Required task:
Answer with one number: the count of lines in this material that hold the word "sisters".
/---
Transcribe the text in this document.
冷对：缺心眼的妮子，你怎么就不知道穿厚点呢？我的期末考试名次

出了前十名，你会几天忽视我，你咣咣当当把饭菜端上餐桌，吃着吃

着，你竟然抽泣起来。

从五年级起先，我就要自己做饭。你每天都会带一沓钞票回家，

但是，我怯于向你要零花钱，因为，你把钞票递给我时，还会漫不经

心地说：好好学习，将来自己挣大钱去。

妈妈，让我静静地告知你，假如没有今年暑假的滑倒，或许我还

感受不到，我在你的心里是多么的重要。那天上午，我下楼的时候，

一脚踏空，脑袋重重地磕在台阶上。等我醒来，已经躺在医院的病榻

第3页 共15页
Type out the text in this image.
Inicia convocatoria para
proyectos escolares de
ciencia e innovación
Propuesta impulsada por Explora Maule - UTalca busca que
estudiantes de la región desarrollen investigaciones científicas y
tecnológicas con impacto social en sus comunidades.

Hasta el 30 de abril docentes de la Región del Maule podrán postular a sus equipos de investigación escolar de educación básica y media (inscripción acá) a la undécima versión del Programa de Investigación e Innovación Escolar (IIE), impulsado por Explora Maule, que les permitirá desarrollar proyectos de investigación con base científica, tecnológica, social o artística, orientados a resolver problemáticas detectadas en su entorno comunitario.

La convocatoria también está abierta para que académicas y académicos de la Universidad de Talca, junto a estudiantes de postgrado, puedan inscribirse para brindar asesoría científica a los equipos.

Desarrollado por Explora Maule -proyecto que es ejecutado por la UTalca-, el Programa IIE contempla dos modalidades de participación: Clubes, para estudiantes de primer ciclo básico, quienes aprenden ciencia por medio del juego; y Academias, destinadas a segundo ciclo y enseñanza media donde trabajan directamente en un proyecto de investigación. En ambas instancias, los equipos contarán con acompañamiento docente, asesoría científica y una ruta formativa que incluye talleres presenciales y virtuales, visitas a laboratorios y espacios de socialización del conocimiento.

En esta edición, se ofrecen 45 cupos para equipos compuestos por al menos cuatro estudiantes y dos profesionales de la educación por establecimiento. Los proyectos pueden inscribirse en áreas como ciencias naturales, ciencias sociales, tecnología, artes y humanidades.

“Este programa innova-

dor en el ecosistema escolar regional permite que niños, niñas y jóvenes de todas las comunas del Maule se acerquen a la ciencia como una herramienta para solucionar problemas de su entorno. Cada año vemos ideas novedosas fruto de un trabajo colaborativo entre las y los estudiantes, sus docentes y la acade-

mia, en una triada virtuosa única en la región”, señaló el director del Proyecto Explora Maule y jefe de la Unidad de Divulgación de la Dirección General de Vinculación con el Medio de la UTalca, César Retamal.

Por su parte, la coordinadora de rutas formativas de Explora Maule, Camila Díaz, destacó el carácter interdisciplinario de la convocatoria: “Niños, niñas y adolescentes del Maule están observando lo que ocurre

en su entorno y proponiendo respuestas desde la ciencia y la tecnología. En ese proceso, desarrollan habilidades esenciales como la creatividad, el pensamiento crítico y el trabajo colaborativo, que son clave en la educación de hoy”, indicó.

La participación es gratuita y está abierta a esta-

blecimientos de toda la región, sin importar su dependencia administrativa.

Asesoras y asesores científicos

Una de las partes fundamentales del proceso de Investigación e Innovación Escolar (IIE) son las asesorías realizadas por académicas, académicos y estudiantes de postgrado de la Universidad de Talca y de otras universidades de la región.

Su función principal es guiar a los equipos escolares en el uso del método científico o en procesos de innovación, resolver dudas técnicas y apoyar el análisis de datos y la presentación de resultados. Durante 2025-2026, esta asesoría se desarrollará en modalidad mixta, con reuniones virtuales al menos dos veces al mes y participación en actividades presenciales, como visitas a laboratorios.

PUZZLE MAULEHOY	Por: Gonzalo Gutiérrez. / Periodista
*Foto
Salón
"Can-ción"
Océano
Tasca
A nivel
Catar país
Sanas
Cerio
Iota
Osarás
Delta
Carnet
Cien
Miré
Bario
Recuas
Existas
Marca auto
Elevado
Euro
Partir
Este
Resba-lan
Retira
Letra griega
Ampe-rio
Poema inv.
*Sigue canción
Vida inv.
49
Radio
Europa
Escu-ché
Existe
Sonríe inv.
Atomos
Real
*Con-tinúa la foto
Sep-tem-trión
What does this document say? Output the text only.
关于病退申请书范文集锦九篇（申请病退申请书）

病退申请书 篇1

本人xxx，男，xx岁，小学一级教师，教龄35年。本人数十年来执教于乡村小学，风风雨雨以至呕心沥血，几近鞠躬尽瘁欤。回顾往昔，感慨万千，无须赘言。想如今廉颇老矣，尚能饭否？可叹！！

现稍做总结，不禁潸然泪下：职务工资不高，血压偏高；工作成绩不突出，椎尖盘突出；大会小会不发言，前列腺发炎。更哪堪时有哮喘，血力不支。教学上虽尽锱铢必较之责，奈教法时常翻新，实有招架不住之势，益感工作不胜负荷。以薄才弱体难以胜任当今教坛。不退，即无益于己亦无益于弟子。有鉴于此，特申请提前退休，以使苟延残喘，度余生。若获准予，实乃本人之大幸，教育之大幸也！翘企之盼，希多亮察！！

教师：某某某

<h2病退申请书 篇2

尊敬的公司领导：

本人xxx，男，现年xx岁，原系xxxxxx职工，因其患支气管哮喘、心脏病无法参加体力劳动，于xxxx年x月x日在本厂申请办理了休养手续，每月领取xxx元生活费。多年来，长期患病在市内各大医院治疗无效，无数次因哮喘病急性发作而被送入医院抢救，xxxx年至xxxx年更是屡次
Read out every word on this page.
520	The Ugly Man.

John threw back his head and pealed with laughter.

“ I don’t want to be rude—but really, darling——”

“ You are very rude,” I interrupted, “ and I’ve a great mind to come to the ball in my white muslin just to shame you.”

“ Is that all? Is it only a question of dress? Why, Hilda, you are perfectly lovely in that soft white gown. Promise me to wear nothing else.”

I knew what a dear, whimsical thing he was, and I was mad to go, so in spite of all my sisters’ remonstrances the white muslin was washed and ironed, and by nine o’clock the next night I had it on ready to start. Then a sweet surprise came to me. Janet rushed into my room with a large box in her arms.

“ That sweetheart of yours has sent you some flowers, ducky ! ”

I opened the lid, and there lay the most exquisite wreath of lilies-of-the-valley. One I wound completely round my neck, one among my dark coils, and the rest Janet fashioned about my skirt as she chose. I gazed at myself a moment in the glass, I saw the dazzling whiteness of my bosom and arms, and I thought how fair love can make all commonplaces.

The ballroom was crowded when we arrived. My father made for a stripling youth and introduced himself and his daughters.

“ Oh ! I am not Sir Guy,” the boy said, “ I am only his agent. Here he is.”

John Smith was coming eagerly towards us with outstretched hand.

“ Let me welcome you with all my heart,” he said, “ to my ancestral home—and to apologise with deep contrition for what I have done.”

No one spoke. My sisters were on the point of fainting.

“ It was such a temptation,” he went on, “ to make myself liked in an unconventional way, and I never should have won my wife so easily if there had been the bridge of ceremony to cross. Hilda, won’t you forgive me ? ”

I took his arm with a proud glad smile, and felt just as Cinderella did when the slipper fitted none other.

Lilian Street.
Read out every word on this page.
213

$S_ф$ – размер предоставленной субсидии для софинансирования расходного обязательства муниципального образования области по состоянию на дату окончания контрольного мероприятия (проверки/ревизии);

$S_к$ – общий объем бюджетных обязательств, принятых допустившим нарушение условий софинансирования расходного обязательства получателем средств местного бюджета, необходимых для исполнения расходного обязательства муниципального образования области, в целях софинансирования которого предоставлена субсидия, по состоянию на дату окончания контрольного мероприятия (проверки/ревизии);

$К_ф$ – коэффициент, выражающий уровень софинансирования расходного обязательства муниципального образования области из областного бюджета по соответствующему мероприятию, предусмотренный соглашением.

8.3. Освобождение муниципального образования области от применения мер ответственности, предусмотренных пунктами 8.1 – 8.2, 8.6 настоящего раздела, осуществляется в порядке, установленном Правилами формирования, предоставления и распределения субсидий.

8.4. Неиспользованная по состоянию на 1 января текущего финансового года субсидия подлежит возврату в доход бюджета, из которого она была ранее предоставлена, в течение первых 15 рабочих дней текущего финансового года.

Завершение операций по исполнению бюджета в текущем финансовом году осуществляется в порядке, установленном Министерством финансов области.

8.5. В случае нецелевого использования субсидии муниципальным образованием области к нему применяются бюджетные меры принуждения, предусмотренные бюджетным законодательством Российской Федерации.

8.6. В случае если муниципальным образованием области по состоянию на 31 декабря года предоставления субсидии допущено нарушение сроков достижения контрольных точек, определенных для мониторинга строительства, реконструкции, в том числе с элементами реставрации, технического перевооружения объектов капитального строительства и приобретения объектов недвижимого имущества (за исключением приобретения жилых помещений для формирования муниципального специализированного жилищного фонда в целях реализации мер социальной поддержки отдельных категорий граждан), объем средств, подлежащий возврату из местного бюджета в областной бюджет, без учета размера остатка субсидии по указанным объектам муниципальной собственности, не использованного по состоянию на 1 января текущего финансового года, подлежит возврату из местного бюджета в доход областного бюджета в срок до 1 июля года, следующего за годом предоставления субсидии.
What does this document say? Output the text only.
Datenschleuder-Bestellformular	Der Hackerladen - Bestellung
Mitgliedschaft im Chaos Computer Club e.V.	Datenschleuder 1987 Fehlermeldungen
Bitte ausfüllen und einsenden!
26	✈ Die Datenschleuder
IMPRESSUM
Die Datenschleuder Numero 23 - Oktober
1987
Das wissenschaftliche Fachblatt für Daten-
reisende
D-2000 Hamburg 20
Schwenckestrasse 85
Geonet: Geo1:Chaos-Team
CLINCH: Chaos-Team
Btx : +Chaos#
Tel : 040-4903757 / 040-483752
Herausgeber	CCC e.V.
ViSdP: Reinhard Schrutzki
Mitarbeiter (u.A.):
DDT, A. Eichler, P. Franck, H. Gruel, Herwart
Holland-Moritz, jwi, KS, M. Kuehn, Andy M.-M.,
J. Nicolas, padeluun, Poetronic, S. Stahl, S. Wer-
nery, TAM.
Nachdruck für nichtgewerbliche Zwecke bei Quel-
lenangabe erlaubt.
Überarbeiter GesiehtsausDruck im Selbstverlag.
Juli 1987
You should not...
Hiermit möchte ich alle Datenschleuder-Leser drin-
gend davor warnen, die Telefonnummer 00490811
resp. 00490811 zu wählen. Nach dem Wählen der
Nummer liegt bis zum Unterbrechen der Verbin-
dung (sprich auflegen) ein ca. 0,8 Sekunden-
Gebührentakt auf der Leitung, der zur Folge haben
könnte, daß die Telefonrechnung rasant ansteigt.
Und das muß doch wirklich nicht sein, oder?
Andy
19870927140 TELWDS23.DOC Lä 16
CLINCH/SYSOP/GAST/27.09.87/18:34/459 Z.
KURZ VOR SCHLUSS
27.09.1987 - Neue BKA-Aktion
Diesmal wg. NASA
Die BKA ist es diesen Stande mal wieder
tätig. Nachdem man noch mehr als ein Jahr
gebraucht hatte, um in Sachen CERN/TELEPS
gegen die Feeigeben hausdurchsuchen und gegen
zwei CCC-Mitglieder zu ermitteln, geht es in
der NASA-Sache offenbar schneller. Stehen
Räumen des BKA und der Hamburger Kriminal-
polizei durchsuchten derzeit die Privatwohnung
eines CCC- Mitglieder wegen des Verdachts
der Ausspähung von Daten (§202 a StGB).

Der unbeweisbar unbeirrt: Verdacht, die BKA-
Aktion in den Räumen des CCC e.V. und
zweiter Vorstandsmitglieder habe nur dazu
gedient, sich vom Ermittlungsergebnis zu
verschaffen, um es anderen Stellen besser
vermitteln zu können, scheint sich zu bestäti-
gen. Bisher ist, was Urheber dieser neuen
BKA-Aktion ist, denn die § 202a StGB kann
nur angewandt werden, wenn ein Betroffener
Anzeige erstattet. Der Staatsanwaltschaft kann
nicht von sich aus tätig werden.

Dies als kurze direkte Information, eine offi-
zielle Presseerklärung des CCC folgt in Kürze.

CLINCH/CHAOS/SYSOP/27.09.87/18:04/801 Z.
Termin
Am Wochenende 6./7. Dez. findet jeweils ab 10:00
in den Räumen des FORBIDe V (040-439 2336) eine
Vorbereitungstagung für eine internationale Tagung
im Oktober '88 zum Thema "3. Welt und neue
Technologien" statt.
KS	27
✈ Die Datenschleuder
\---
Result of this task:
2